-- Start Input --
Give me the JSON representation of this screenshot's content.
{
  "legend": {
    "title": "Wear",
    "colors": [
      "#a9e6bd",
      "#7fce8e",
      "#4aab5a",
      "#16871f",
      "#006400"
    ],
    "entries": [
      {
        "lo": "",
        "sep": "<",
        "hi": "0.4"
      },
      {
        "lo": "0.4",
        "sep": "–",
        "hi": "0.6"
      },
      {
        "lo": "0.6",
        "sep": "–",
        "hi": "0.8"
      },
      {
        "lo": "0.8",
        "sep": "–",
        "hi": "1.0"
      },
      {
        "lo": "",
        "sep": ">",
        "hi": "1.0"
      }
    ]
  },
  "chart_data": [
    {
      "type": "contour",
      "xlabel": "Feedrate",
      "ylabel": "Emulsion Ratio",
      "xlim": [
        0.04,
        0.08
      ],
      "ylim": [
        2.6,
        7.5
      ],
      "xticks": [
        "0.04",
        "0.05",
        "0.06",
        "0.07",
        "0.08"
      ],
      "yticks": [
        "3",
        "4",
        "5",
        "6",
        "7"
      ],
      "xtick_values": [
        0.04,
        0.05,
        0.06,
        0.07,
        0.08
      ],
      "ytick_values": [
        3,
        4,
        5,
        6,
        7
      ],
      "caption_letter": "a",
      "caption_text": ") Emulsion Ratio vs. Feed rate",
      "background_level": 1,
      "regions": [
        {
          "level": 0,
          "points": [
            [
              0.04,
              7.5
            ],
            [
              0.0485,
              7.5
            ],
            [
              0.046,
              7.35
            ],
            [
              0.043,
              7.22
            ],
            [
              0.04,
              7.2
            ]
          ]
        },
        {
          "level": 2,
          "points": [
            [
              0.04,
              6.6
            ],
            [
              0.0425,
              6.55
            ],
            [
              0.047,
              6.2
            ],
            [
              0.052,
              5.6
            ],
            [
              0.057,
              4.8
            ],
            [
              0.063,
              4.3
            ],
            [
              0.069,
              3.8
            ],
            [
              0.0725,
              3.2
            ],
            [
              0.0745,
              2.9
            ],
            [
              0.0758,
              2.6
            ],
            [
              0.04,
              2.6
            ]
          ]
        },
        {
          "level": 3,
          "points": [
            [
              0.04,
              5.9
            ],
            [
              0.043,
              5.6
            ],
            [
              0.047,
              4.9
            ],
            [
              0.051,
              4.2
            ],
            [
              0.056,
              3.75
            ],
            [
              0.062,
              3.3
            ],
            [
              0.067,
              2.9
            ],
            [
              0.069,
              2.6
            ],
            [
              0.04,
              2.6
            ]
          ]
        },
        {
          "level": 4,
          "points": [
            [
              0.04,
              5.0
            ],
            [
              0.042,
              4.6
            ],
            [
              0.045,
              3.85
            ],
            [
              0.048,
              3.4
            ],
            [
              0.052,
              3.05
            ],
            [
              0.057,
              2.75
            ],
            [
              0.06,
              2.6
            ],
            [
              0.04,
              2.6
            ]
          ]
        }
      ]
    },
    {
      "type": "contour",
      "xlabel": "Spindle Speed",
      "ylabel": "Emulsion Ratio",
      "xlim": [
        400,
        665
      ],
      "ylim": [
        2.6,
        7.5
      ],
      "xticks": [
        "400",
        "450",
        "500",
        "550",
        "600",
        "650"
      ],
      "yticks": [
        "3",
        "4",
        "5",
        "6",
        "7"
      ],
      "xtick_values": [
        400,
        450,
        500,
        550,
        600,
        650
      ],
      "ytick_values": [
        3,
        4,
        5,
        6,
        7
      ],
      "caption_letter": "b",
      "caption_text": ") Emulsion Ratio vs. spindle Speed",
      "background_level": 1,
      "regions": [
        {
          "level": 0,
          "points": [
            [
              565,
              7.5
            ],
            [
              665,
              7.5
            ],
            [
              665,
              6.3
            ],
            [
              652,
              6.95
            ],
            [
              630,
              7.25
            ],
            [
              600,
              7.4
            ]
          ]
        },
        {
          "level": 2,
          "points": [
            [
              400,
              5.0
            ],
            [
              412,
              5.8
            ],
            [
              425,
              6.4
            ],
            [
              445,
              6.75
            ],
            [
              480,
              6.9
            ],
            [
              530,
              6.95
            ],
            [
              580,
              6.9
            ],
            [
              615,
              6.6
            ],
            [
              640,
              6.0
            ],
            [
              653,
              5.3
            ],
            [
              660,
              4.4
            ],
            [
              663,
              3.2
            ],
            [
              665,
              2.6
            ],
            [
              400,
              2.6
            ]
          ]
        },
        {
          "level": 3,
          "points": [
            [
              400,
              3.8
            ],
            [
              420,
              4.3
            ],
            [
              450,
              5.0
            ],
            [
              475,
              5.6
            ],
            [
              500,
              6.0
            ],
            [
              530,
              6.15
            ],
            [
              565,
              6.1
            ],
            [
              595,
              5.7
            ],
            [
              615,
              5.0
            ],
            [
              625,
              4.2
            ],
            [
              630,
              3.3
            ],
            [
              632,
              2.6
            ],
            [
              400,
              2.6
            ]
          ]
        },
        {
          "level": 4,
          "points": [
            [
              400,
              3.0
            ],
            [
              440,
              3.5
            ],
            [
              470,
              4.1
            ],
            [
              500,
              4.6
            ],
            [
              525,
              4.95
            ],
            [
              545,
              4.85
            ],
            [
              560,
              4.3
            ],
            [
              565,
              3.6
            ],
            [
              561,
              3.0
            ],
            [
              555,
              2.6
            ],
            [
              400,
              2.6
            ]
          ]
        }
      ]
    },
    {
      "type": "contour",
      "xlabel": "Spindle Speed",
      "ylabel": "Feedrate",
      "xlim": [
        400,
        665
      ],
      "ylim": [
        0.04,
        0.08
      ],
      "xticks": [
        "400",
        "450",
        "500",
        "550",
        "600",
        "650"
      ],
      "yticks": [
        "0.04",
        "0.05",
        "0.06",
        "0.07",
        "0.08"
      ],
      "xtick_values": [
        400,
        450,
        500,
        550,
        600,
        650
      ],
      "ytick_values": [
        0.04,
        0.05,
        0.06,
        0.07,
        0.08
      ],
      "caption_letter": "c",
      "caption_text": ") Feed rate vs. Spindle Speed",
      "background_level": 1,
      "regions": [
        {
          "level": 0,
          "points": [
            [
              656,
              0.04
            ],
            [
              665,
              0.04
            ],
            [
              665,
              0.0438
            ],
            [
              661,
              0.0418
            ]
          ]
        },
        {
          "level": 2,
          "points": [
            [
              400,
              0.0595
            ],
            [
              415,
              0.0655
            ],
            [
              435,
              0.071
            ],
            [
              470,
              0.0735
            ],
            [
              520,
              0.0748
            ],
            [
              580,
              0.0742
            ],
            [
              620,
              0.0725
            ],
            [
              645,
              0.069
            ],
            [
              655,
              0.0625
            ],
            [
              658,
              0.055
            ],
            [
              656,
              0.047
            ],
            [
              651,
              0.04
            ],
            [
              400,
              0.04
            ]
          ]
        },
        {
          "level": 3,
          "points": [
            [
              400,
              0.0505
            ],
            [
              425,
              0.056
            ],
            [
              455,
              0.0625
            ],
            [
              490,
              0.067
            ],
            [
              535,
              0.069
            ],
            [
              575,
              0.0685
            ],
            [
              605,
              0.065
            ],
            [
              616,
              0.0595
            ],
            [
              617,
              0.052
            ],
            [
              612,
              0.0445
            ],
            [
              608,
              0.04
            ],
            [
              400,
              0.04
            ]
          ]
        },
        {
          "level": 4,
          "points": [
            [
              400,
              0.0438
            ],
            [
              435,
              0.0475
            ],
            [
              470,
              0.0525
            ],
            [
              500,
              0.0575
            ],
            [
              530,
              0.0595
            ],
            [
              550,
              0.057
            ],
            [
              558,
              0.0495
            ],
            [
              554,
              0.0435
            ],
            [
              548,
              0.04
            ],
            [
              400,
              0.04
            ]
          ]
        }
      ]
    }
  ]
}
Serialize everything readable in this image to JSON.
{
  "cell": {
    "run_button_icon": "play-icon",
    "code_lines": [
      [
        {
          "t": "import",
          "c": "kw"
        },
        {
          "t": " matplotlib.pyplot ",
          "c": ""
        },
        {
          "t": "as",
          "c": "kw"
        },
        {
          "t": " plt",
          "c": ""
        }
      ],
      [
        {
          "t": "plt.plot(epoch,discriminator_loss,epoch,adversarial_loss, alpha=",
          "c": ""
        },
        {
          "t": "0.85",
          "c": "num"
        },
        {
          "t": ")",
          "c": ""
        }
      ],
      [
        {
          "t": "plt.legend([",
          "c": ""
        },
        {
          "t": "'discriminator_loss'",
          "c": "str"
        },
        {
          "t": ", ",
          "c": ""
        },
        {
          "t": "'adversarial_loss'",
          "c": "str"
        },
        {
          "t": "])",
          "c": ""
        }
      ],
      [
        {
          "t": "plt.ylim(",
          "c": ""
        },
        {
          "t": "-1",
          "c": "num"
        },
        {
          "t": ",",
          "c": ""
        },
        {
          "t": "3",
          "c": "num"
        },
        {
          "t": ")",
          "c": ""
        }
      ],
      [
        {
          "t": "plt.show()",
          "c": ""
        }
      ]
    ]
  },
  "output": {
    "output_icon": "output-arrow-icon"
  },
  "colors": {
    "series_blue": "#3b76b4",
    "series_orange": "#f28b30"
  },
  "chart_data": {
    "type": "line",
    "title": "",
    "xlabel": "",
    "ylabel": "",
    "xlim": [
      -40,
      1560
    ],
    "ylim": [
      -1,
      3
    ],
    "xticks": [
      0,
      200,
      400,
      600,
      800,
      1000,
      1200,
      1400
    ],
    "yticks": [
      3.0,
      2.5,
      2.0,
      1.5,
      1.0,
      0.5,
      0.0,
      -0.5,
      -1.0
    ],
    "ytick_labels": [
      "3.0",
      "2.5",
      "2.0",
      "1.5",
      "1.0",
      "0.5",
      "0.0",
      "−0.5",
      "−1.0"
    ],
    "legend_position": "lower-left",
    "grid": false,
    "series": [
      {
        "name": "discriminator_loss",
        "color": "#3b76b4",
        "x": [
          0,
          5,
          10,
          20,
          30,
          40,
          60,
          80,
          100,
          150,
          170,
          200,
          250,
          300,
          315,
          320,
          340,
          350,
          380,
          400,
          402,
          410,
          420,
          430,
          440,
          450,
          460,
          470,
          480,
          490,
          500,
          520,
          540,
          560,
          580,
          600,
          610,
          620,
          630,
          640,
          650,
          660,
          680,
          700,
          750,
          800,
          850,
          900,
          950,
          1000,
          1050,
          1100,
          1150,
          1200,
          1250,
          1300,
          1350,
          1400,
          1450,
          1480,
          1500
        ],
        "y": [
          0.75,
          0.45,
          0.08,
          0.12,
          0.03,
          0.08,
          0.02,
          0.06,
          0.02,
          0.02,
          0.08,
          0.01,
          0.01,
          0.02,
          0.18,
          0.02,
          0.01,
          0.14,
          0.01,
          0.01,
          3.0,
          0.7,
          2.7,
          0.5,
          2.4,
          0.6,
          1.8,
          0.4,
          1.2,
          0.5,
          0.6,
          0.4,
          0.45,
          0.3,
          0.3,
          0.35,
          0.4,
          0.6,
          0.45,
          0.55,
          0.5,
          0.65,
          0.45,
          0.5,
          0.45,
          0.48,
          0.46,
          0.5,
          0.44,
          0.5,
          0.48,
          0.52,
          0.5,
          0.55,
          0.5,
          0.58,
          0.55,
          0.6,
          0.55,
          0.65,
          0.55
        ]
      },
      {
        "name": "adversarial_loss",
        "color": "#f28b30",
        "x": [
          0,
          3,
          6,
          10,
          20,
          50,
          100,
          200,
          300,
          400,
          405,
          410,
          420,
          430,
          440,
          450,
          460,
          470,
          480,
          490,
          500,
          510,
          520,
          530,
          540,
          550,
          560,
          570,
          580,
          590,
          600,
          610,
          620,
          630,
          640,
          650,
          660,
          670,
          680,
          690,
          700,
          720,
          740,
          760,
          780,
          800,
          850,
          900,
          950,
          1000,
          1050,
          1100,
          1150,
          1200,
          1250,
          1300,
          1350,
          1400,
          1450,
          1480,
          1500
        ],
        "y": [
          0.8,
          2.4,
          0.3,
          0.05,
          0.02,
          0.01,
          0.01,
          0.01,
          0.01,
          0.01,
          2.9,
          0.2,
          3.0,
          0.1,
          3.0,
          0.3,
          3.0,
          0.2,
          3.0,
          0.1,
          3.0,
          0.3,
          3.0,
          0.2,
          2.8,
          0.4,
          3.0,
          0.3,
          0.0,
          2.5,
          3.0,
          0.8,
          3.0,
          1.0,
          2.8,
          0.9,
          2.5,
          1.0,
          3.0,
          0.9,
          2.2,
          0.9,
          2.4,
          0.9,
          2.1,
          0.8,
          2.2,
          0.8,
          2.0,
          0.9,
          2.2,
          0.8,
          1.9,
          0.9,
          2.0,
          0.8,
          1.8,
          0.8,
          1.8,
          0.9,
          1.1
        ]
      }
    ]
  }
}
-- End Input --
**Task to complete:** From the listing, copy each line containing the word "this".

**Problem solution:**
Give me the JSON representation of this screenshot's content.
Serialize everything readable in this image to JSON.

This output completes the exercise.